### WHAT TO PRODUCE
Copy every line of the data below word for word, without changing anything.

### Stored entries

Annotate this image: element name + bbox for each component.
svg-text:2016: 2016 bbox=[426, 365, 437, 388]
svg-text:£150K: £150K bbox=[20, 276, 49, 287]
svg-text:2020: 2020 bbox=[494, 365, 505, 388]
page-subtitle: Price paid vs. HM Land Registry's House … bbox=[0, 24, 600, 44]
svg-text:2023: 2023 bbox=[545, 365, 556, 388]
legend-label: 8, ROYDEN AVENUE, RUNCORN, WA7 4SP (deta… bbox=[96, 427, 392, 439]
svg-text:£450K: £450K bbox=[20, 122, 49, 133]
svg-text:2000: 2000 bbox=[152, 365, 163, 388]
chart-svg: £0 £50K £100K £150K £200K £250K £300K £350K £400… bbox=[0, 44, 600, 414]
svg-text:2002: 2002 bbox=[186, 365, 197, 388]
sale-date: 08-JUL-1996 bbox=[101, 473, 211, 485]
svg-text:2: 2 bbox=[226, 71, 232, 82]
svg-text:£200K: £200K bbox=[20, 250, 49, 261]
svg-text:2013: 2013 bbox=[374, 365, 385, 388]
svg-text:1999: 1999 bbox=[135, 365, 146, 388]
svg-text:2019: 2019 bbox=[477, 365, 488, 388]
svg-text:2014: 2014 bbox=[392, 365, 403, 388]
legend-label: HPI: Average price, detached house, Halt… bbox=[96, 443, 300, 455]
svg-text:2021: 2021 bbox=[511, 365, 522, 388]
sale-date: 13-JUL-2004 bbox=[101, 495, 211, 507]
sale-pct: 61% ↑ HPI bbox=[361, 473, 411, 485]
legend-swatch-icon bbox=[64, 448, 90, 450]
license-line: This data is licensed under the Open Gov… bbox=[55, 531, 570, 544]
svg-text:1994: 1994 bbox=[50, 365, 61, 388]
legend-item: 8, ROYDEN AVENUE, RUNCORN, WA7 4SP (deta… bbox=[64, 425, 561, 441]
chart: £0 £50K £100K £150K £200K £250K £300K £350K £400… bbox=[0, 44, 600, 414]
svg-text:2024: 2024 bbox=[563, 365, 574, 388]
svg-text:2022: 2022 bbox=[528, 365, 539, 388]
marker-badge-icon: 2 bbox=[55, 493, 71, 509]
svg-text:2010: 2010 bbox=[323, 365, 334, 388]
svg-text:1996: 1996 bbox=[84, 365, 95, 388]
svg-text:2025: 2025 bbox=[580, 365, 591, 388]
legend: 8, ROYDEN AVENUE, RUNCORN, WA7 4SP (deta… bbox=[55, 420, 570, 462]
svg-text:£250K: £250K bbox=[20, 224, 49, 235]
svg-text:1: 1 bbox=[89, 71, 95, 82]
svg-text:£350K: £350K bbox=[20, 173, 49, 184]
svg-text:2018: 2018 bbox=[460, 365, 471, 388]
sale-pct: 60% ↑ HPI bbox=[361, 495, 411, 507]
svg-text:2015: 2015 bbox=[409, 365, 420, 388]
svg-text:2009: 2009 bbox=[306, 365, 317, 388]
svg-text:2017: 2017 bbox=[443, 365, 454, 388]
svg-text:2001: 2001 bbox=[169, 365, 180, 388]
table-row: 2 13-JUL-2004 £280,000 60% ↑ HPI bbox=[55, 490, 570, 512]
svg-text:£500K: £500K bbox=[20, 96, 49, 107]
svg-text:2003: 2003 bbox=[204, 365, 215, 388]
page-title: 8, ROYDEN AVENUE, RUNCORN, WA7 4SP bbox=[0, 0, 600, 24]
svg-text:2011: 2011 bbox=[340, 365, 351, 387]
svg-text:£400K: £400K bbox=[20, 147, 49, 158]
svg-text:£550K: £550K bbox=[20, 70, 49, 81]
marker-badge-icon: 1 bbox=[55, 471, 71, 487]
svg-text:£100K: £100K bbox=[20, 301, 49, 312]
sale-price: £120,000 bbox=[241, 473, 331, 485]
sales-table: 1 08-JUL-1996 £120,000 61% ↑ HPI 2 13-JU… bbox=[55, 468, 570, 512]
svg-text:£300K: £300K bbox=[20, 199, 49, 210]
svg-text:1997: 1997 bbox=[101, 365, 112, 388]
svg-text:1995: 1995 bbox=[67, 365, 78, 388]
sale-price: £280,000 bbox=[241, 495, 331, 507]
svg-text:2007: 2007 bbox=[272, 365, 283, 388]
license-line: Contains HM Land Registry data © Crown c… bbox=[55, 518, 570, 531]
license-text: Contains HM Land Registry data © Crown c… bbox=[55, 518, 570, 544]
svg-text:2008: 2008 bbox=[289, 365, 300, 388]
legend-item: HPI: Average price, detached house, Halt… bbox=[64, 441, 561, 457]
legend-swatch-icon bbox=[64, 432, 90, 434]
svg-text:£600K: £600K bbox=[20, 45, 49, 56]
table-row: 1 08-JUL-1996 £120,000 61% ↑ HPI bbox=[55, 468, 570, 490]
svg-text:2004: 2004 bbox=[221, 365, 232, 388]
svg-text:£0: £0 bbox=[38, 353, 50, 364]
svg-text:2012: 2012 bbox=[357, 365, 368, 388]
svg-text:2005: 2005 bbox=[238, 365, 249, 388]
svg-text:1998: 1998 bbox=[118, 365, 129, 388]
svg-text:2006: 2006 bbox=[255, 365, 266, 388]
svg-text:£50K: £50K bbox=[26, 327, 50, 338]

### CORRECT OUTPUT
Annotate this image: element name + bbox for each component.
svg-text:2016: 2016 bbox=[426, 365, 437, 388]
svg-text:£150K: £150K bbox=[20, 276, 49, 287]
svg-text:2020: 2020 bbox=[494, 365, 505, 388]
page-subtitle: Price paid vs. HM Land Registry's House … bbox=[0, 24, 600, 44]
svg-text:2023: 2023 bbox=[545, 365, 556, 388]
legend-label: 8, ROYDEN AVENUE, RUNCORN, WA7 4SP (deta… bbox=[96, 427, 392, 439]
svg-text:£450K: £450K bbox=[20, 122, 49, 133]
svg-text:2000: 2000 bbox=[152, 365, 163, 388]
chart-svg: £0 £50K £100K £150K £200K £250K £300K £350K £400… bbox=[0, 44, 600, 414]
svg-text:2002: 2002 bbox=[186, 365, 197, 388]
sale-date: 08-JUL-1996 bbox=[101, 473, 211, 485]
svg-text:2: 2 bbox=[226, 71, 232, 82]
svg-text:£200K: £200K bbox=[20, 250, 49, 261]
svg-text:2013: 2013 bbox=[374, 365, 385, 388]
svg-text:1999: 1999 bbox=[135, 365, 146, 388]
svg-text:2019: 2019 bbox=[477, 365, 488, 388]
svg-text:2014: 2014 bbox=[392, 365, 403, 388]
legend-label: HPI: Average price, detached house, Halt… bbox=[96, 443, 300, 455]
svg-text:2021: 2021 bbox=[511, 365, 522, 388]
sale-date: 13-JUL-2004 bbox=[101, 495, 211, 507]
sale-pct: 61% ↑ HPI bbox=[361, 473, 411, 485]
legend-swatch-icon bbox=[64, 448, 90, 450]
license-line: This data is licensed under the Open Gov… bbox=[55, 531, 570, 544]
svg-text:1994: 1994 bbox=[50, 365, 61, 388]
legend-item: 8, ROYDEN AVENUE, RUNCORN, WA7 4SP (deta… bbox=[64, 425, 561, 441]
chart: £0 £50K £100K £150K £200K £250K £300K £350K £400… bbox=[0, 44, 600, 414]
svg-text:2024: 2024 bbox=[563, 365, 574, 388]
svg-text:2022: 2022 bbox=[528, 365, 539, 388]
marker-badge-icon: 2 bbox=[55, 493, 71, 509]
svg-text:2010: 2010 bbox=[323, 365, 334, 388]
svg-text:1996: 1996 bbox=[84, 365, 95, 388]
svg-text:2025: 2025 bbox=[580, 365, 591, 388]
legend: 8, ROYDEN AVENUE, RUNCORN, WA7 4SP (deta… bbox=[55, 420, 570, 462]
svg-text:£250K: £250K bbox=[20, 224, 49, 235]
svg-text:1: 1 bbox=[89, 71, 95, 82]
svg-text:£350K: £350K bbox=[20, 173, 49, 184]
svg-text:2018: 2018 bbox=[460, 365, 471, 388]
sale-pct: 60% ↑ HPI bbox=[361, 495, 411, 507]
svg-text:2015: 2015 bbox=[409, 365, 420, 388]
svg-text:2009: 2009 bbox=[306, 365, 317, 388]
svg-text:2017: 2017 bbox=[443, 365, 454, 388]
svg-text:2001: 2001 bbox=[169, 365, 180, 388]
table-row: 2 13-JUL-2004 £280,000 60% ↑ HPI bbox=[55, 490, 570, 512]
svg-text:£500K: £500K bbox=[20, 96, 49, 107]
svg-text:2003: 2003 bbox=[204, 365, 215, 388]
page-title: 8, ROYDEN AVENUE, RUNCORN, WA7 4SP bbox=[0, 0, 600, 24]
svg-text:2011: 2011 bbox=[340, 365, 351, 387]
svg-text:£400K: £400K bbox=[20, 147, 49, 158]
svg-text:£550K: £550K bbox=[20, 70, 49, 81]
marker-badge-icon: 1 bbox=[55, 471, 71, 487]
svg-text:£100K: £100K bbox=[20, 301, 49, 312]
sale-price: £120,000 bbox=[241, 473, 331, 485]
sales-table: 1 08-JUL-1996 £120,000 61% ↑ HPI 2 13-JU… bbox=[55, 468, 570, 512]
svg-text:£300K: £300K bbox=[20, 199, 49, 210]
svg-text:1997: 1997 bbox=[101, 365, 112, 388]
svg-text:1995: 1995 bbox=[67, 365, 78, 388]
sale-price: £280,000 bbox=[241, 495, 331, 507]
svg-text:2007: 2007 bbox=[272, 365, 283, 388]
license-line: Contains HM Land Registry data © Crown c… bbox=[55, 518, 570, 531]
license-text: Contains HM Land Registry data © Crown c… bbox=[55, 518, 570, 544]
svg-text:2008: 2008 bbox=[289, 365, 300, 388]
legend-item: HPI: Average price, detached house, Halt… bbox=[64, 441, 561, 457]
legend-swatch-icon bbox=[64, 432, 90, 434]
svg-text:£600K: £600K bbox=[20, 45, 49, 56]
table-row: 1 08-JUL-1996 £120,000 61% ↑ HPI bbox=[55, 468, 570, 490]
svg-text:2004: 2004 bbox=[221, 365, 232, 388]
svg-text:£0: £0 bbox=[38, 353, 50, 364]
svg-text:2012: 2012 bbox=[357, 365, 368, 388]
svg-text:2005: 2005 bbox=[238, 365, 249, 388]
svg-text:1998: 1998 bbox=[118, 365, 129, 388]
svg-text:2006: 2006 bbox=[255, 365, 266, 388]
svg-text:£50K: £50K bbox=[26, 327, 50, 338]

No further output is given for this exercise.